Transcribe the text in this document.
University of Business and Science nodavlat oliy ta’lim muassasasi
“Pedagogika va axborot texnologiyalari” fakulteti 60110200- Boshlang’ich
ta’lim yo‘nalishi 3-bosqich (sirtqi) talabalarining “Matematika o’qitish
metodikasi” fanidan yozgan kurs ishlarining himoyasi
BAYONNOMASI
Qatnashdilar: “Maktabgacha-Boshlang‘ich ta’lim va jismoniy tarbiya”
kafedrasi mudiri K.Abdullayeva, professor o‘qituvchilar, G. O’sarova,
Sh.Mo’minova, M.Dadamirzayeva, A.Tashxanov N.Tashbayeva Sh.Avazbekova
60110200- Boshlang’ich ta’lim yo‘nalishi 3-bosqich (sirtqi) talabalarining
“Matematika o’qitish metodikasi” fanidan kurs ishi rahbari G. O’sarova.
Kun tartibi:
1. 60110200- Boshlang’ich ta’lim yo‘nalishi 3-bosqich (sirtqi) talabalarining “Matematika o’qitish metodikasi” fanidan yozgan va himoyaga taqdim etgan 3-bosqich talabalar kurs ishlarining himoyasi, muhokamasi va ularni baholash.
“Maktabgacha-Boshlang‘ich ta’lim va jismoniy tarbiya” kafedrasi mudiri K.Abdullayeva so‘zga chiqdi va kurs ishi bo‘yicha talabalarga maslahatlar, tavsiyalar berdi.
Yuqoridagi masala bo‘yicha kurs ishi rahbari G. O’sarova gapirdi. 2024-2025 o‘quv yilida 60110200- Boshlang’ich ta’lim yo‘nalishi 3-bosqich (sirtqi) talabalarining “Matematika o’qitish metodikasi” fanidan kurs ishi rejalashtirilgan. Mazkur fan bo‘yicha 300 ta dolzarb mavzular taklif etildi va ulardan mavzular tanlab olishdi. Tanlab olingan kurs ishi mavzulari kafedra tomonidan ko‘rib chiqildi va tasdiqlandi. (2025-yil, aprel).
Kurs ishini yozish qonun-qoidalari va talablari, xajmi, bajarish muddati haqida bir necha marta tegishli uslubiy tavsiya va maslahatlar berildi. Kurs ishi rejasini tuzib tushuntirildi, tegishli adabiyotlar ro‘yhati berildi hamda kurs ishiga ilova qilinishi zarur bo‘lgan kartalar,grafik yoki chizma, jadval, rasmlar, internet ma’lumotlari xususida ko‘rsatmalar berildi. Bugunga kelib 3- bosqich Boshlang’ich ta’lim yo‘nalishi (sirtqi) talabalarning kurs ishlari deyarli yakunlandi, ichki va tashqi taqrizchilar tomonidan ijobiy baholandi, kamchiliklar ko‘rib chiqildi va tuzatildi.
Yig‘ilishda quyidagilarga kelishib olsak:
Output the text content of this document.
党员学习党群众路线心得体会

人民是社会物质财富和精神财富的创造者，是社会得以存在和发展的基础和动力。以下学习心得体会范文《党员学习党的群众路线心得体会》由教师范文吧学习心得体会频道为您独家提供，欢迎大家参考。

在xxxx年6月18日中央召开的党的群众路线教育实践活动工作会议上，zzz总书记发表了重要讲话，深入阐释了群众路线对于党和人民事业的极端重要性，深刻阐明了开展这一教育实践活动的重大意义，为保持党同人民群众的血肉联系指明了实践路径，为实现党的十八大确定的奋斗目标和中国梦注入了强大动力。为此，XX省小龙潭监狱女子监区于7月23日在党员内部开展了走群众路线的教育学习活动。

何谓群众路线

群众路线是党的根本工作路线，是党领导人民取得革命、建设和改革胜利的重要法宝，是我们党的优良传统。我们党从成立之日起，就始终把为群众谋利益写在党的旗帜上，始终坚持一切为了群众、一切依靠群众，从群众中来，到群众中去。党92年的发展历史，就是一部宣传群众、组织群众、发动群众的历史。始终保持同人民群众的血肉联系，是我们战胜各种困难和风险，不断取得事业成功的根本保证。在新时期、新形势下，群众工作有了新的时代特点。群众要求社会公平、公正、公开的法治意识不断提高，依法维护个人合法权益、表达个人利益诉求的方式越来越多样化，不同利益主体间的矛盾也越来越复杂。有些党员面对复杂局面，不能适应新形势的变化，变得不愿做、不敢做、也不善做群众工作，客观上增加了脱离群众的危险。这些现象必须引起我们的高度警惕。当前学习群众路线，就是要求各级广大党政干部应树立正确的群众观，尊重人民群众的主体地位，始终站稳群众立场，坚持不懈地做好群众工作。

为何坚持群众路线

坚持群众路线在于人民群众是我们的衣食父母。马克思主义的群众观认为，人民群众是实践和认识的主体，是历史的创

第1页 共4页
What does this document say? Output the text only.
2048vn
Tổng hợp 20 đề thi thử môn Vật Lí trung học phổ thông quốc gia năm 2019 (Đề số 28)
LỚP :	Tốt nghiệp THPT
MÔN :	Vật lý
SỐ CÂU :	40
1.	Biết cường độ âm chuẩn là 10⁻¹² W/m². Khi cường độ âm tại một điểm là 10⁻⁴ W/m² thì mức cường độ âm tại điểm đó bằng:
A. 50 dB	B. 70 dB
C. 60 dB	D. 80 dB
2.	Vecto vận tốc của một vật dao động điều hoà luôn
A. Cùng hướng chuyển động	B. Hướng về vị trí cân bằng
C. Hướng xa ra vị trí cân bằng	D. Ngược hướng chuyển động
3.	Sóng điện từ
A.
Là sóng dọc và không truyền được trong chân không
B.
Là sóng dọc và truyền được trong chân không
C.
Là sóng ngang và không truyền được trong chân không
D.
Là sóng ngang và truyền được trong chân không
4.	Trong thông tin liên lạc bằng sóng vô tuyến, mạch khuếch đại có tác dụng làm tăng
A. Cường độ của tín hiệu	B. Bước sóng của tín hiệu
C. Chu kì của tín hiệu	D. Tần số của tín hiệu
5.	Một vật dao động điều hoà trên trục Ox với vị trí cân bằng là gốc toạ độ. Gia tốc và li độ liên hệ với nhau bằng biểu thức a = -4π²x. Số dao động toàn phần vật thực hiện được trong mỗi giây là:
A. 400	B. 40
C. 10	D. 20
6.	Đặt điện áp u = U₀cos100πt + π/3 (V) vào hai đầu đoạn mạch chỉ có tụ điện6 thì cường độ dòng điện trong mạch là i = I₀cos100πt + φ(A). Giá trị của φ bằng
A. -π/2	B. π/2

□ □ □

Reproduce the listing above verbatim, from first line to last.

Transcribe the text in this document.
University of Business and Science nodavlat oliy ta’lim muassasasi
“Pedagogika va axborot texnologiyalari” fakulteti 60110200- Boshlang’ich
ta’lim yo‘nalishi 3-bosqich (sirtqi) talabalarining “Matematika o’qitish
metodikasi” fanidan yozgan kurs ishlarining himoyasi
BAYONNOMASI
Qatnashdilar: “Maktabgacha-Boshlang‘ich ta’lim va jismoniy tarbiya”
kafedrasi mudiri K.Abdullayeva, professor o‘qituvchilar, G. O’sarova,
Sh.Mo’minova, M.Dadamirzayeva, A.Tashxanov N.Tashbayeva Sh.Avazbekova
60110200- Boshlang’ich ta’lim yo‘nalishi 3-bosqich (sirtqi) talabalarining
“Matematika o’qitish metodikasi” fanidan kurs ishi rahbari G. O’sarova.
Kun tartibi:
1. 60110200- Boshlang’ich ta’lim yo‘nalishi 3-bosqich (sirtqi) talabalarining “Matematika o’qitish metodikasi” fanidan yozgan va himoyaga taqdim etgan 3-bosqich talabalar kurs ishlarining himoyasi, muhokamasi va ularni baholash.
“Maktabgacha-Boshlang‘ich ta’lim va jismoniy tarbiya” kafedrasi mudiri K.Abdullayeva so‘zga chiqdi va kurs ishi bo‘yicha talabalarga maslahatlar, tavsiyalar berdi.
Yuqoridagi masala bo‘yicha kurs ishi rahbari G. O’sarova gapirdi. 2024-2025 o‘quv yilida 60110200- Boshlang’ich ta’lim yo‘nalishi 3-bosqich (sirtqi) talabalarining “Matematika o’qitish metodikasi” fanidan kurs ishi rejalashtirilgan. Mazkur fan bo‘yicha 300 ta dolzarb mavzular taklif etildi va ulardan mavzular tanlab olishdi. Tanlab olingan kurs ishi mavzulari kafedra tomonidan ko‘rib chiqildi va tasdiqlandi. (2025-yil, aprel).
Kurs ishini yozish qonun-qoidalari va talablari, xajmi, bajarish muddati haqida bir necha marta tegishli uslubiy tavsiya va maslahatlar berildi. Kurs ishi rejasini tuzib tushuntirildi, tegishli adabiyotlar ro‘yhati berildi hamda kurs ishiga ilova qilinishi zarur bo‘lgan kartalar,grafik yoki chizma, jadval, rasmlar, internet ma’lumotlari xususida ko‘rsatmalar berildi. Bugunga kelib 3- bosqich Boshlang’ich ta’lim yo‘nalishi (sirtqi) talabalarning kurs ishlari deyarli yakunlandi, ichki va tashqi taqrizchilar tomonidan ijobiy baholandi, kamchiliklar ko‘rib chiqildi va tuzatildi.
Yig‘ilishda quyidagilarga kelishib olsak:
Output the text content of this document.
党员学习党群众路线心得体会

人民是社会物质财富和精神财富的创造者，是社会得以存在和发展的基础和动力。以下学习心得体会范文《党员学习党的群众路线心得体会》由教师范文吧学习心得体会频道为您独家提供，欢迎大家参考。

在xxxx年6月18日中央召开的党的群众路线教育实践活动工作会议上，zzz总书记发表了重要讲话，深入阐释了群众路线对于党和人民事业的极端重要性，深刻阐明了开展这一教育实践活动的重大意义，为保持党同人民群众的血肉联系指明了实践路径，为实现党的十八大确定的奋斗目标和中国梦注入了强大动力。为此，XX省小龙潭监狱女子监区于7月23日在党员内部开展了走群众路线的教育学习活动。

何谓群众路线

群众路线是党的根本工作路线，是党领导人民取得革命、建设和改革胜利的重要法宝，是我们党的优良传统。我们党从成立之日起，就始终把为群众谋利益写在党的旗帜上，始终坚持一切为了群众、一切依靠群众，从群众中来，到群众中去。党92年的发展历史，就是一部宣传群众、组织群众、发动群众的历史。始终保持同人民群众的血肉联系，是我们战胜各种困难和风险，不断取得事业成功的根本保证。在新时期、新形势下，群众工作有了新的时代特点。群众要求社会公平、公正、公开的法治意识不断提高，依法维护个人合法权益、表达个人利益诉求的方式越来越多样化，不同利益主体间的矛盾也越来越复杂。有些党员面对复杂局面，不能适应新形势的变化，变得不愿做、不敢做、也不善做群众工作，客观上增加了脱离群众的危险。这些现象必须引起我们的高度警惕。当前学习群众路线，就是要求各级广大党政干部应树立正确的群众观，尊重人民群众的主体地位，始终站稳群众立场，坚持不懈地做好群众工作。

为何坚持群众路线

坚持群众路线在于人民群众是我们的衣食父母。马克思主义的群众观认为，人民群众是实践和认识的主体，是历史的创

第1页 共4页
What does this document say? Output the text only.
2048vn
Tổng hợp 20 đề thi thử môn Vật Lí trung học phổ thông quốc gia năm 2019 (Đề số 28)
LỚP :	Tốt nghiệp THPT
MÔN :	Vật lý
SỐ CÂU :	40
1.	Biết cường độ âm chuẩn là 10⁻¹² W/m². Khi cường độ âm tại một điểm là 10⁻⁴ W/m² thì mức cường độ âm tại điểm đó bằng:
A. 50 dB	B. 70 dB
C. 60 dB	D. 80 dB
2.	Vecto vận tốc của một vật dao động điều hoà luôn
A. Cùng hướng chuyển động	B. Hướng về vị trí cân bằng
C. Hướng xa ra vị trí cân bằng	D. Ngược hướng chuyển động
3.	Sóng điện từ
A.
Là sóng dọc và không truyền được trong chân không
B.
Là sóng dọc và truyền được trong chân không
C.
Là sóng ngang và không truyền được trong chân không
D.
Là sóng ngang và truyền được trong chân không
4.	Trong thông tin liên lạc bằng sóng vô tuyến, mạch khuếch đại có tác dụng làm tăng
A. Cường độ của tín hiệu	B. Bước sóng của tín hiệu
C. Chu kì của tín hiệu	D. Tần số của tín hiệu
5.	Một vật dao động điều hoà trên trục Ox với vị trí cân bằng là gốc toạ độ. Gia tốc và li độ liên hệ với nhau bằng biểu thức a = -4π²x. Số dao động toàn phần vật thực hiện được trong mỗi giây là:
A. 400	B. 40
C. 10	D. 20
6.	Đặt điện áp u = U₀cos100πt + π/3 (V) vào hai đầu đoạn mạch chỉ có tụ điện6 thì cường độ dòng điện trong mạch là i = I₀cos100πt + φ(A). Giá trị của φ bằng
A. -π/2	B. π/2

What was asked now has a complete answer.